### Aim
Set down every record once more, exactly as given.

**** Materials provided

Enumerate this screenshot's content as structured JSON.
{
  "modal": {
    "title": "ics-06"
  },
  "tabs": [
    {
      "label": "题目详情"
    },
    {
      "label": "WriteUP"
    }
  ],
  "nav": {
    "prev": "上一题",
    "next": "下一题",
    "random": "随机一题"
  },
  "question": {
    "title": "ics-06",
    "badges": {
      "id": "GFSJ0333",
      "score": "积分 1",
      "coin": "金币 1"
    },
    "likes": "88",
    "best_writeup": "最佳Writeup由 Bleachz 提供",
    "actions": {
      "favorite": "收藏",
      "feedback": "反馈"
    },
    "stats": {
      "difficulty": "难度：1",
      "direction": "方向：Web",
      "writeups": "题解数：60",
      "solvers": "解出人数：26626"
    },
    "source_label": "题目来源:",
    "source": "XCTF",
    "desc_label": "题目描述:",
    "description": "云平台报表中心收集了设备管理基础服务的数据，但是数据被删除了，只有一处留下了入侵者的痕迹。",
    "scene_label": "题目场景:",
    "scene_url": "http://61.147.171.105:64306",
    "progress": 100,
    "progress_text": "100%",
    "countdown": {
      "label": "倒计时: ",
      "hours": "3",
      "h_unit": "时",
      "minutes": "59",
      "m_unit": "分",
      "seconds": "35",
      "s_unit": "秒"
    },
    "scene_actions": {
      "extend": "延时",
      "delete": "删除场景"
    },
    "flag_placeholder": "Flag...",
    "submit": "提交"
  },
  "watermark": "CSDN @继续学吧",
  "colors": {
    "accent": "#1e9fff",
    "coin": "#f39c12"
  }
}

********

### Output
Enumerate this screenshot's content as structured JSON.
{
  "modal": {
    "title": "ics-06"
  },
  "tabs": [
    {
      "label": "题目详情"
    },
    {
      "label": "WriteUP"
    }
  ],
  "nav": {
    "prev": "上一题",
    "next": "下一题",
    "random": "随机一题"
  },
  "question": {
    "title": "ics-06",
    "badges": {
      "id": "GFSJ0333",
      "score": "积分 1",
      "coin": "金币 1"
    },
    "likes": "88",
    "best_writeup": "最佳Writeup由 Bleachz 提供",
    "actions": {
      "favorite": "收藏",
      "feedback": "反馈"
    },
    "stats": {
      "difficulty": "难度：1",
      "direction": "方向：Web",
      "writeups": "题解数：60",
      "solvers": "解出人数：26626"
    },
    "source_label": "题目来源:",
    "source": "XCTF",
    "desc_label": "题目描述:",
    "description": "云平台报表中心收集了设备管理基础服务的数据，但是数据被删除了，只有一处留下了入侵者的痕迹。",
    "scene_label": "题目场景:",
    "scene_url": "http://61.147.171.105:64306",
    "progress": 100,
    "progress_text": "100%",
    "countdown": {
      "label": "倒计时: ",
      "hours": "3",
      "h_unit": "时",
      "minutes": "59",
      "m_unit": "分",
      "seconds": "35",
      "s_unit": "秒"
    },
    "scene_actions": {
      "extend": "延时",
      "delete": "删除场景"
    },
    "flag_placeholder": "Flag...",
    "submit": "提交"
  },
  "watermark": "CSDN @继续学吧",
  "colors": {
    "accent": "#1e9fff",
    "coin": "#f39c12"
  }
}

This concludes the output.